START Material for this task
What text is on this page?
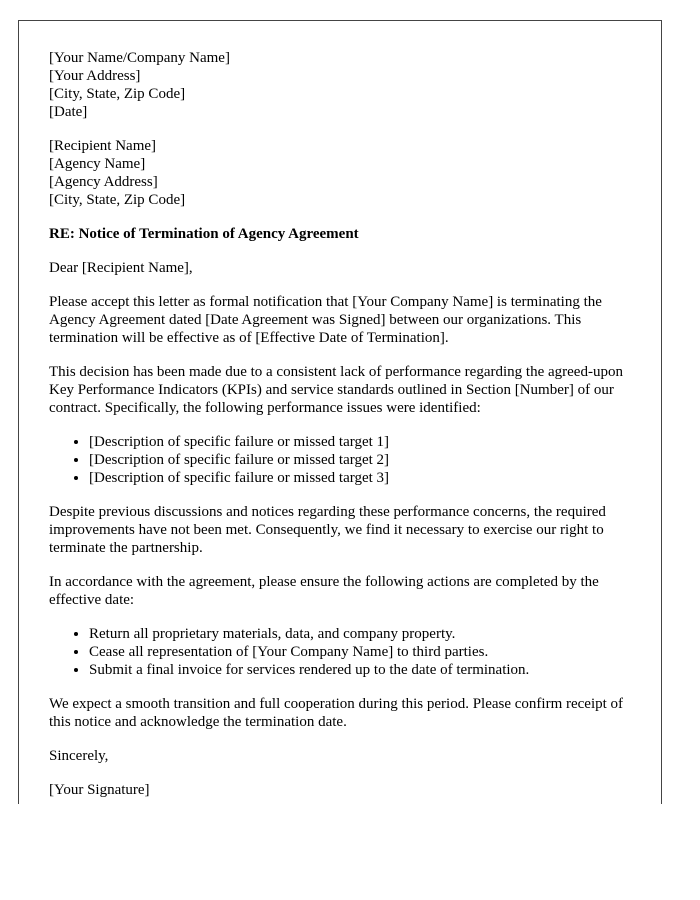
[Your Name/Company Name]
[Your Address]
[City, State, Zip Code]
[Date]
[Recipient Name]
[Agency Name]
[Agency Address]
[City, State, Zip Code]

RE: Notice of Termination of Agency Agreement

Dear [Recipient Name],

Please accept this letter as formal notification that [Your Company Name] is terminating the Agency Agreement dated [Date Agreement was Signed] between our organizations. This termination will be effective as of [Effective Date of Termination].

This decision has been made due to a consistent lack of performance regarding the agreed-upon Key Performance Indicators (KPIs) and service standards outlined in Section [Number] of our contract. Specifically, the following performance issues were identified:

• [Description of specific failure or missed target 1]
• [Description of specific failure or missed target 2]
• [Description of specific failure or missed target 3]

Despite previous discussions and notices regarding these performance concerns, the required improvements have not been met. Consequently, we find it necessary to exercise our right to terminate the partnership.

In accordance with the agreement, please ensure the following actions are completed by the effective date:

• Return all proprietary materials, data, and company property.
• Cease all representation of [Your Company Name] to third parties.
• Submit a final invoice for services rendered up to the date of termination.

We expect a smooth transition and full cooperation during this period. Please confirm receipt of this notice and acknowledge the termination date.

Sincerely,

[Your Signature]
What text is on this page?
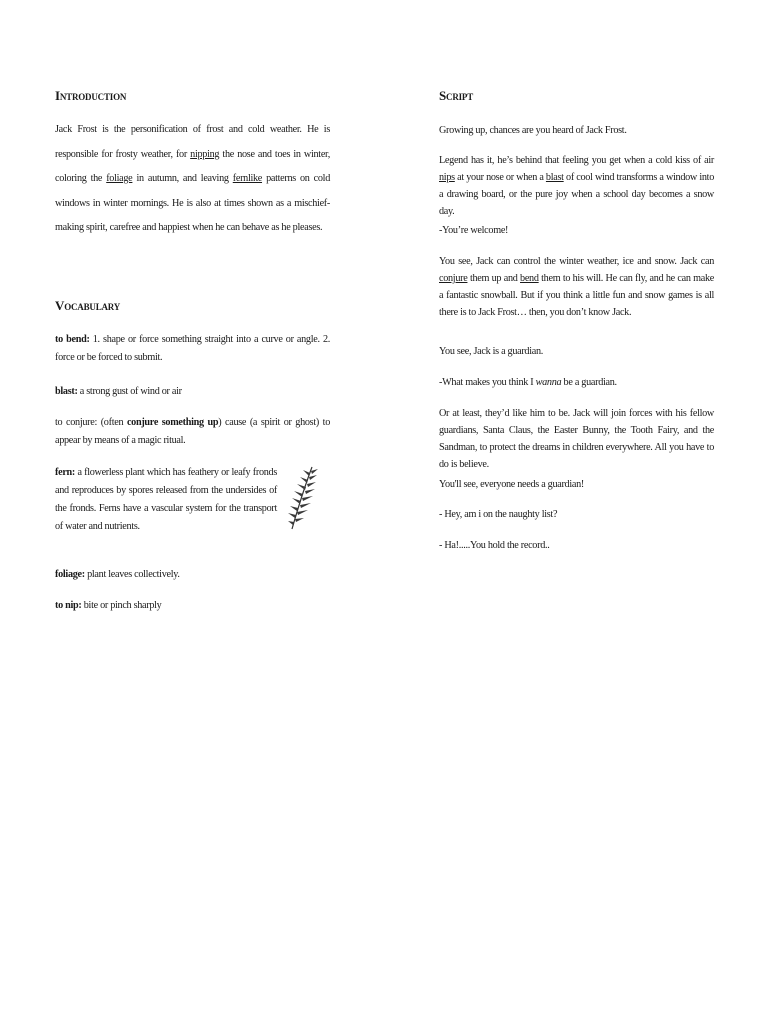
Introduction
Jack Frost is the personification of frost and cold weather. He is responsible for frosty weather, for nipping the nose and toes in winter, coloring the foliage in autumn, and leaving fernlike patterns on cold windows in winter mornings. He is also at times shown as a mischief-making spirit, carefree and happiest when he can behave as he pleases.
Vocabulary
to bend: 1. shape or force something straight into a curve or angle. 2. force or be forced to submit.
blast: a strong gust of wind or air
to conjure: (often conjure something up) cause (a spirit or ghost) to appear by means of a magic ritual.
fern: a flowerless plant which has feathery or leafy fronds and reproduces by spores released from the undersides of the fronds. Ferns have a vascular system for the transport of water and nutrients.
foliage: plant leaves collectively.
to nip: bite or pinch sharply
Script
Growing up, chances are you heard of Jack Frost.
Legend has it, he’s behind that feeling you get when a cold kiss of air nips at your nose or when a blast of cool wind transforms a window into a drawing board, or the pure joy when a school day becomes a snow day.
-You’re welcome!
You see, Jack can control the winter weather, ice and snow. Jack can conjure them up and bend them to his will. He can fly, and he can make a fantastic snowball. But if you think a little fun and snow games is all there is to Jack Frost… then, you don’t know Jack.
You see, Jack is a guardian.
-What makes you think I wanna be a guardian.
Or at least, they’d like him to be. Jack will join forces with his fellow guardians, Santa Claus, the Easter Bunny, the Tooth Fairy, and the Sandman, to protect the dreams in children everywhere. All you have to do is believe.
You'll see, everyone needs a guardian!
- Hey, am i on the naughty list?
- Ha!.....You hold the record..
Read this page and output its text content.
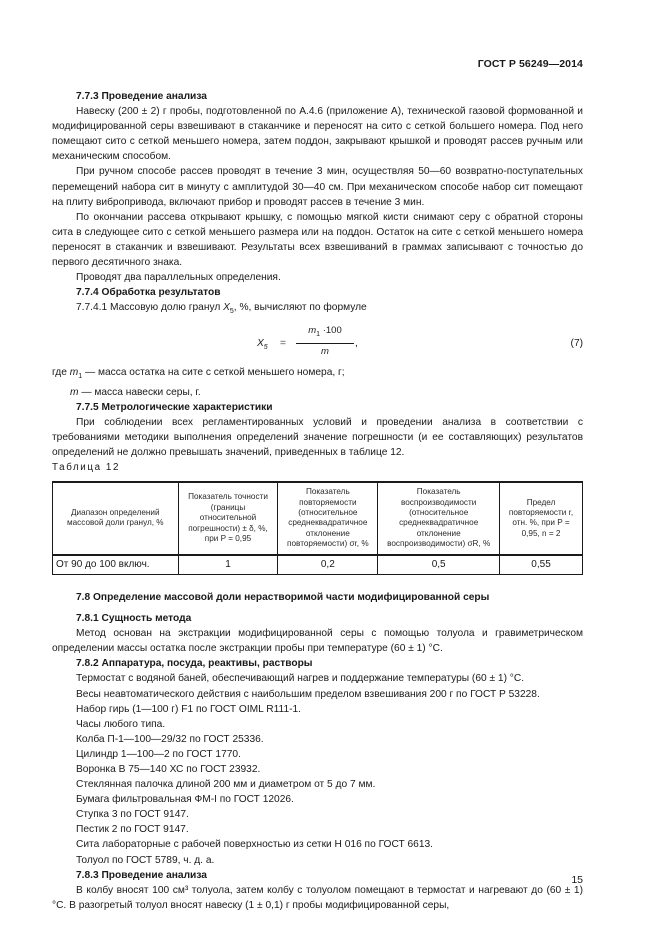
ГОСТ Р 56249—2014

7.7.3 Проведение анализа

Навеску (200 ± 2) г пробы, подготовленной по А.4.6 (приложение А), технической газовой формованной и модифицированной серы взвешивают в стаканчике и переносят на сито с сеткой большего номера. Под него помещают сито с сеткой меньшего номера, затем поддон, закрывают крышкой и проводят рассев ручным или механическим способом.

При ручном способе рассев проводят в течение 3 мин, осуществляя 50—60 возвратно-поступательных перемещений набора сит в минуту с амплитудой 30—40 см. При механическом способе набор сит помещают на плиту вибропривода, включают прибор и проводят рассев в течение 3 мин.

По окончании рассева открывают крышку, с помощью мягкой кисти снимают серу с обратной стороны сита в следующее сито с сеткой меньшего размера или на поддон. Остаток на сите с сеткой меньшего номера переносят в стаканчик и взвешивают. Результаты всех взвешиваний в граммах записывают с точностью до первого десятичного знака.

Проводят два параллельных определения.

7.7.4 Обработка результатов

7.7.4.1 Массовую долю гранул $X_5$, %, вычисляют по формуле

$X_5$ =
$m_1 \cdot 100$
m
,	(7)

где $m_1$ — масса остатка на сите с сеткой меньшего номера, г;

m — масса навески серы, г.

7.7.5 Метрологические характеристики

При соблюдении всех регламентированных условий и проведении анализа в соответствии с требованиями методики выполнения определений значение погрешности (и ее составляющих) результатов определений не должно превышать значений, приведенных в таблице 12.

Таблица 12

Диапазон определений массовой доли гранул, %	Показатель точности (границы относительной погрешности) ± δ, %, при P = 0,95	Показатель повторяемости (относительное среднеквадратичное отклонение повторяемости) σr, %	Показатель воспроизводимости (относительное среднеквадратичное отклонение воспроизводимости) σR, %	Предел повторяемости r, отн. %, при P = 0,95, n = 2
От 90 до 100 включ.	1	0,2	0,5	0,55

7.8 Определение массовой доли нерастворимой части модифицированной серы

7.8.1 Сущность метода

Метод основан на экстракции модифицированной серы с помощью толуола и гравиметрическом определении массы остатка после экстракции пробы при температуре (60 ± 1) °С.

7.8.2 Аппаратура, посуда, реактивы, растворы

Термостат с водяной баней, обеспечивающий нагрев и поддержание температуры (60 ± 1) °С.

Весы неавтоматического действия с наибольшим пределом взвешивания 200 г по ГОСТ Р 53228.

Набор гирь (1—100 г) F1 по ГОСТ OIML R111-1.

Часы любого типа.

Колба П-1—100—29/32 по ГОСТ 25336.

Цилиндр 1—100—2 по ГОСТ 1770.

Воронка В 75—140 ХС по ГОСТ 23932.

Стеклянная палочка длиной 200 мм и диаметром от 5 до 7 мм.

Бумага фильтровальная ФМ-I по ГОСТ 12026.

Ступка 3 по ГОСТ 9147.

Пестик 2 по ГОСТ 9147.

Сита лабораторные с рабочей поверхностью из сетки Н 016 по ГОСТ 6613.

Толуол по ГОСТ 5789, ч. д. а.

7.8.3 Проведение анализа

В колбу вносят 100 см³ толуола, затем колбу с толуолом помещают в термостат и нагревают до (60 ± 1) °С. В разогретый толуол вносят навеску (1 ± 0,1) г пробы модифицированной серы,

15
END Material for this task
- _Exercise_
Reproduce the full listing faithfully, but do not carry over any pictures.

- _Result for this exercise_
What text is on this page?
[Your Name/Company Name]
[Your Address]
[City, State, Zip Code]
[Date]
[Recipient Name]
[Agency Name]
[Agency Address]
[City, State, Zip Code]

RE: Notice of Termination of Agency Agreement

Dear [Recipient Name],

Please accept this letter as formal notification that [Your Company Name] is terminating the Agency Agreement dated [Date Agreement was Signed] between our organizations. This termination will be effective as of [Effective Date of Termination].

This decision has been made due to a consistent lack of performance regarding the agreed-upon Key Performance Indicators (KPIs) and service standards outlined in Section [Number] of our contract. Specifically, the following performance issues were identified:

• [Description of specific failure or missed target 1]
• [Description of specific failure or missed target 2]
• [Description of specific failure or missed target 3]

Despite previous discussions and notices regarding these performance concerns, the required improvements have not been met. Consequently, we find it necessary to exercise our right to terminate the partnership.

In accordance with the agreement, please ensure the following actions are completed by the effective date:

• Return all proprietary materials, data, and company property.
• Cease all representation of [Your Company Name] to third parties.
• Submit a final invoice for services rendered up to the date of termination.

We expect a smooth transition and full cooperation during this period. Please confirm receipt of this notice and acknowledge the termination date.

Sincerely,

[Your Signature]
What text is on this page?
Introduction
Jack Frost is the personification of frost and cold weather. He is responsible for frosty weather, for nipping the nose and toes in winter, coloring the foliage in autumn, and leaving fernlike patterns on cold windows in winter mornings. He is also at times shown as a mischief-making spirit, carefree and happiest when he can behave as he pleases.
Vocabulary
to bend: 1. shape or force something straight into a curve or angle. 2. force or be forced to submit.
blast: a strong gust of wind or air
to conjure: (often conjure something up) cause (a spirit or ghost) to appear by means of a magic ritual.
fern: a flowerless plant which has feathery or leafy fronds and reproduces by spores released from the undersides of the fronds. Ferns have a vascular system for the transport of water and nutrients.
foliage: plant leaves collectively.
to nip: bite or pinch sharply
Script
Growing up, chances are you heard of Jack Frost.
Legend has it, he’s behind that feeling you get when a cold kiss of air nips at your nose or when a blast of cool wind transforms a window into a drawing board, or the pure joy when a school day becomes a snow day.
-You’re welcome!
You see, Jack can control the winter weather, ice and snow. Jack can conjure them up and bend them to his will. He can fly, and he can make a fantastic snowball. But if you think a little fun and snow games is all there is to Jack Frost… then, you don’t know Jack.
You see, Jack is a guardian.
-What makes you think I wanna be a guardian.
Or at least, they’d like him to be. Jack will join forces with his fellow guardians, Santa Claus, the Easter Bunny, the Tooth Fairy, and the Sandman, to protect the dreams in children everywhere. All you have to do is believe.
You'll see, everyone needs a guardian!
- Hey, am i on the naughty list?
- Ha!.....You hold the record..
Read this page and output its text content.
ГОСТ Р 56249—2014

7.7.3 Проведение анализа

Навеску (200 ± 2) г пробы, подготовленной по А.4.6 (приложение А), технической газовой формованной и модифицированной серы взвешивают в стаканчике и переносят на сито с сеткой большего номера. Под него помещают сито с сеткой меньшего номера, затем поддон, закрывают крышкой и проводят рассев ручным или механическим способом.

При ручном способе рассев проводят в течение 3 мин, осуществляя 50—60 возвратно-поступательных перемещений набора сит в минуту с амплитудой 30—40 см. При механическом способе набор сит помещают на плиту вибропривода, включают прибор и проводят рассев в течение 3 мин.

По окончании рассева открывают крышку, с помощью мягкой кисти снимают серу с обратной стороны сита в следующее сито с сеткой меньшего размера или на поддон. Остаток на сите с сеткой меньшего номера переносят в стаканчик и взвешивают. Результаты всех взвешиваний в граммах записывают с точностью до первого десятичного знака.

Проводят два параллельных определения.

7.7.4 Обработка результатов

7.7.4.1 Массовую долю гранул $X_5$, %, вычисляют по формуле

$X_5$ =
$m_1 \cdot 100$
m
,	(7)

где $m_1$ — масса остатка на сите с сеткой меньшего номера, г;

m — масса навески серы, г.

7.7.5 Метрологические характеристики

При соблюдении всех регламентированных условий и проведении анализа в соответствии с требованиями методики выполнения определений значение погрешности (и ее составляющих) результатов определений не должно превышать значений, приведенных в таблице 12.

Таблица 12

Диапазон определений массовой доли гранул, %	Показатель точности (границы относительной погрешности) ± δ, %, при P = 0,95	Показатель повторяемости (относительное среднеквадратичное отклонение повторяемости) σr, %	Показатель воспроизводимости (относительное среднеквадратичное отклонение воспроизводимости) σR, %	Предел повторяемости r, отн. %, при P = 0,95, n = 2
От 90 до 100 включ.	1	0,2	0,5	0,55

7.8 Определение массовой доли нерастворимой части модифицированной серы

7.8.1 Сущность метода

Метод основан на экстракции модифицированной серы с помощью толуола и гравиметрическом определении массы остатка после экстракции пробы при температуре (60 ± 1) °С.

7.8.2 Аппаратура, посуда, реактивы, растворы

Термостат с водяной баней, обеспечивающий нагрев и поддержание температуры (60 ± 1) °С.

Весы неавтоматического действия с наибольшим пределом взвешивания 200 г по ГОСТ Р 53228.

Набор гирь (1—100 г) F1 по ГОСТ OIML R111-1.

Часы любого типа.

Колба П-1—100—29/32 по ГОСТ 25336.

Цилиндр 1—100—2 по ГОСТ 1770.

Воронка В 75—140 ХС по ГОСТ 23932.

Стеклянная палочка длиной 200 мм и диаметром от 5 до 7 мм.

Бумага фильтровальная ФМ-I по ГОСТ 12026.

Ступка 3 по ГОСТ 9147.

Пестик 2 по ГОСТ 9147.

Сита лабораторные с рабочей поверхностью из сетки Н 016 по ГОСТ 6613.

Толуол по ГОСТ 5789, ч. д. а.

7.8.3 Проведение анализа

В колбу вносят 100 см³ толуола, затем колбу с толуолом помещают в термостат и нагревают до (60 ± 1) °С. В разогретый толуол вносят навеску (1 ± 0,1) г пробы модифицированной серы,

15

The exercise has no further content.